Records that describe figures:
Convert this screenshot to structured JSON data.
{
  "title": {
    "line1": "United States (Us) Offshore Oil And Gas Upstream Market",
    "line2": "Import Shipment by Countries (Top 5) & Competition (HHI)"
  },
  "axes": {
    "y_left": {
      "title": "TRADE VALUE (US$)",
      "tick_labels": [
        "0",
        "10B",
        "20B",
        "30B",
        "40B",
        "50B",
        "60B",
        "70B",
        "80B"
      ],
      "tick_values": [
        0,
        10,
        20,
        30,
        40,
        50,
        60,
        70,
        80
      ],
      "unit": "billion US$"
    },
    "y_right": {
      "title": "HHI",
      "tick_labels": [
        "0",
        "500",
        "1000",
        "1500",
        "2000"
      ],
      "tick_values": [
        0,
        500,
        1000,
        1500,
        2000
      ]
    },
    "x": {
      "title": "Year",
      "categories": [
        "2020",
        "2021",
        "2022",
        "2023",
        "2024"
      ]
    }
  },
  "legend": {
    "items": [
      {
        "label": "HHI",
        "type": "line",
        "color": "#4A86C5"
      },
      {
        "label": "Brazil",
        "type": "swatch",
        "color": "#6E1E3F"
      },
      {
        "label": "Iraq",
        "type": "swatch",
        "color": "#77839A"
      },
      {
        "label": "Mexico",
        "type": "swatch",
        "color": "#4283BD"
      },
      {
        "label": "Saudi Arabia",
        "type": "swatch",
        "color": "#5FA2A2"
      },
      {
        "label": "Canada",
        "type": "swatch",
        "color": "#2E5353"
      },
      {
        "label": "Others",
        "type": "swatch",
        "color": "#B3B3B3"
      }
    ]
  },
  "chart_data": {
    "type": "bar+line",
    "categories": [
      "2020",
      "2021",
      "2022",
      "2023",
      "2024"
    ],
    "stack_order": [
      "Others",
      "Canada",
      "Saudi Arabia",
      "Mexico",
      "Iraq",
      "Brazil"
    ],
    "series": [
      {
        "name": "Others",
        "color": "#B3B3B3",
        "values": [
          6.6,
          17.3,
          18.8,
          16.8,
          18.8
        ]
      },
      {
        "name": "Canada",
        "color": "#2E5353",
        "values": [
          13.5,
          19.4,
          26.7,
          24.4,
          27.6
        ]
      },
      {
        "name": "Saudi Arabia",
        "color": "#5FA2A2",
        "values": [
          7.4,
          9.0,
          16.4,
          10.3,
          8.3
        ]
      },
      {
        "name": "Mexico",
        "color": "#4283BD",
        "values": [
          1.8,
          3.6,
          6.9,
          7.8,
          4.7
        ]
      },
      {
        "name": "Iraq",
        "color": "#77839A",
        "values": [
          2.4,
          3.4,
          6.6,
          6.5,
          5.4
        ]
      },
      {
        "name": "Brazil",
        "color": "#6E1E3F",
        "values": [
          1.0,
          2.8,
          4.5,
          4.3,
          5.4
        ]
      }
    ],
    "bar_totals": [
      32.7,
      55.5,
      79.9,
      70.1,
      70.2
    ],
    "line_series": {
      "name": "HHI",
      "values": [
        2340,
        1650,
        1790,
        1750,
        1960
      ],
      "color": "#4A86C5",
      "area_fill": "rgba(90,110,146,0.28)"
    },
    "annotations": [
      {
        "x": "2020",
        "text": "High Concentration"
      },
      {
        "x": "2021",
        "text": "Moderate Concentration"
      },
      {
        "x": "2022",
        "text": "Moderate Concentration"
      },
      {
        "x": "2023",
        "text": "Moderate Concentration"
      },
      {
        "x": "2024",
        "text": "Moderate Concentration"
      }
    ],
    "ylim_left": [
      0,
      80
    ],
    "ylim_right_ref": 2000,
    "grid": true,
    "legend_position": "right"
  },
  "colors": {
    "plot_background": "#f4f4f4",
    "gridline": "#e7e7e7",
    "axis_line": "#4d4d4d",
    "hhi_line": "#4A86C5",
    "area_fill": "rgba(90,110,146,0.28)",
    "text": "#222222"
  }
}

[TO BE DONE]
From the listing above, extract every line exactly as it stands.

[SOLUTION FOR THIS PROBLEM]
Convert this screenshot to structured JSON data.
{
  "title": {
    "line1": "United States (Us) Offshore Oil And Gas Upstream Market",
    "line2": "Import Shipment by Countries (Top 5) & Competition (HHI)"
  },
  "axes": {
    "y_left": {
      "title": "TRADE VALUE (US$)",
      "tick_labels": [
        "0",
        "10B",
        "20B",
        "30B",
        "40B",
        "50B",
        "60B",
        "70B",
        "80B"
      ],
      "tick_values": [
        0,
        10,
        20,
        30,
        40,
        50,
        60,
        70,
        80
      ],
      "unit": "billion US$"
    },
    "y_right": {
      "title": "HHI",
      "tick_labels": [
        "0",
        "500",
        "1000",
        "1500",
        "2000"
      ],
      "tick_values": [
        0,
        500,
        1000,
        1500,
        2000
      ]
    },
    "x": {
      "title": "Year",
      "categories": [
        "2020",
        "2021",
        "2022",
        "2023",
        "2024"
      ]
    }
  },
  "legend": {
    "items": [
      {
        "label": "HHI",
        "type": "line",
        "color": "#4A86C5"
      },
      {
        "label": "Brazil",
        "type": "swatch",
        "color": "#6E1E3F"
      },
      {
        "label": "Iraq",
        "type": "swatch",
        "color": "#77839A"
      },
      {
        "label": "Mexico",
        "type": "swatch",
        "color": "#4283BD"
      },
      {
        "label": "Saudi Arabia",
        "type": "swatch",
        "color": "#5FA2A2"
      },
      {
        "label": "Canada",
        "type": "swatch",
        "color": "#2E5353"
      },
      {
        "label": "Others",
        "type": "swatch",
        "color": "#B3B3B3"
      }
    ]
  },
  "chart_data": {
    "type": "bar+line",
    "categories": [
      "2020",
      "2021",
      "2022",
      "2023",
      "2024"
    ],
    "stack_order": [
      "Others",
      "Canada",
      "Saudi Arabia",
      "Mexico",
      "Iraq",
      "Brazil"
    ],
    "series": [
      {
        "name": "Others",
        "color": "#B3B3B3",
        "values": [
          6.6,
          17.3,
          18.8,
          16.8,
          18.8
        ]
      },
      {
        "name": "Canada",
        "color": "#2E5353",
        "values": [
          13.5,
          19.4,
          26.7,
          24.4,
          27.6
        ]
      },
      {
        "name": "Saudi Arabia",
        "color": "#5FA2A2",
        "values": [
          7.4,
          9.0,
          16.4,
          10.3,
          8.3
        ]
      },
      {
        "name": "Mexico",
        "color": "#4283BD",
        "values": [
          1.8,
          3.6,
          6.9,
          7.8,
          4.7
        ]
      },
      {
        "name": "Iraq",
        "color": "#77839A",
        "values": [
          2.4,
          3.4,
          6.6,
          6.5,
          5.4
        ]
      },
      {
        "name": "Brazil",
        "color": "#6E1E3F",
        "values": [
          1.0,
          2.8,
          4.5,
          4.3,
          5.4
        ]
      }
    ],
    "bar_totals": [
      32.7,
      55.5,
      79.9,
      70.1,
      70.2
    ],
    "line_series": {
      "name": "HHI",
      "values": [
        2340,
        1650,
        1790,
        1750,
        1960
      ],
      "color": "#4A86C5",
      "area_fill": "rgba(90,110,146,0.28)"
    },
    "annotations": [
      {
        "x": "2020",
        "text": "High Concentration"
      },
      {
        "x": "2021",
        "text": "Moderate Concentration"
      },
      {
        "x": "2022",
        "text": "Moderate Concentration"
      },
      {
        "x": "2023",
        "text": "Moderate Concentration"
      },
      {
        "x": "2024",
        "text": "Moderate Concentration"
      }
    ],
    "ylim_left": [
      0,
      80
    ],
    "ylim_right_ref": 2000,
    "grid": true,
    "legend_position": "right"
  },
  "colors": {
    "plot_background": "#f4f4f4",
    "gridline": "#e7e7e7",
    "axis_line": "#4d4d4d",
    "hhi_line": "#4A86C5",
    "area_fill": "rgba(90,110,146,0.28)",
    "text": "#222222"
  }
}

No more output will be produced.